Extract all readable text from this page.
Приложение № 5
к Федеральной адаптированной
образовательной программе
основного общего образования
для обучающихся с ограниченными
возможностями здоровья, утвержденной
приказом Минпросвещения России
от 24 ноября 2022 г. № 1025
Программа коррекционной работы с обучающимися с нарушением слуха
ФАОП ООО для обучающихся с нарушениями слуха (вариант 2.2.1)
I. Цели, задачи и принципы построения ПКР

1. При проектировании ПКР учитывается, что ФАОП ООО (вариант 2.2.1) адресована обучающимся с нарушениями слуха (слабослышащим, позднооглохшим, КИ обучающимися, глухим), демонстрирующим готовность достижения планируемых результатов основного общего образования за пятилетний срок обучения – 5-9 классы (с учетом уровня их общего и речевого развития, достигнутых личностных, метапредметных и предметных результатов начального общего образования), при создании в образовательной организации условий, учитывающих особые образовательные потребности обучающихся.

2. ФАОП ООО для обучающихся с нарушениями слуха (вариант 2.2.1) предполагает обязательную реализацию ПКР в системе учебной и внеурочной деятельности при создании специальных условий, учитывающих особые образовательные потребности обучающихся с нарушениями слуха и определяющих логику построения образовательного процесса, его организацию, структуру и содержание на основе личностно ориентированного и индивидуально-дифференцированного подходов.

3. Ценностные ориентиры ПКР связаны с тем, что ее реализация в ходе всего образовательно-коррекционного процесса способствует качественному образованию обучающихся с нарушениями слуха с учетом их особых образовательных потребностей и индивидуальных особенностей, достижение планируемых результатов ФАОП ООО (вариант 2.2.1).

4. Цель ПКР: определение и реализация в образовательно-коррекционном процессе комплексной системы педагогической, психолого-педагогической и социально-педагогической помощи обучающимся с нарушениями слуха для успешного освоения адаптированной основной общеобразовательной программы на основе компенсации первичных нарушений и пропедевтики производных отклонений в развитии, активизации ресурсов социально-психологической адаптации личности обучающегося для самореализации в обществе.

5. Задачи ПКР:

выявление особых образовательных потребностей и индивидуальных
-------
What to work on:
Pull out and copy each line containing the string "индивидуальных".

Output of the task:
3. Ценностные ориентиры ПКР связаны с тем, что ее реализация в ходе всего образовательно-коррекционного процесса способствует качественному образованию обучающихся с нарушениями слуха с учетом их особых образовательных потребностей и индивидуальных особенностей, достижение планируемых результатов ФАОП ООО (вариант 2.2.1).
выявление особых образовательных потребностей и индивидуальных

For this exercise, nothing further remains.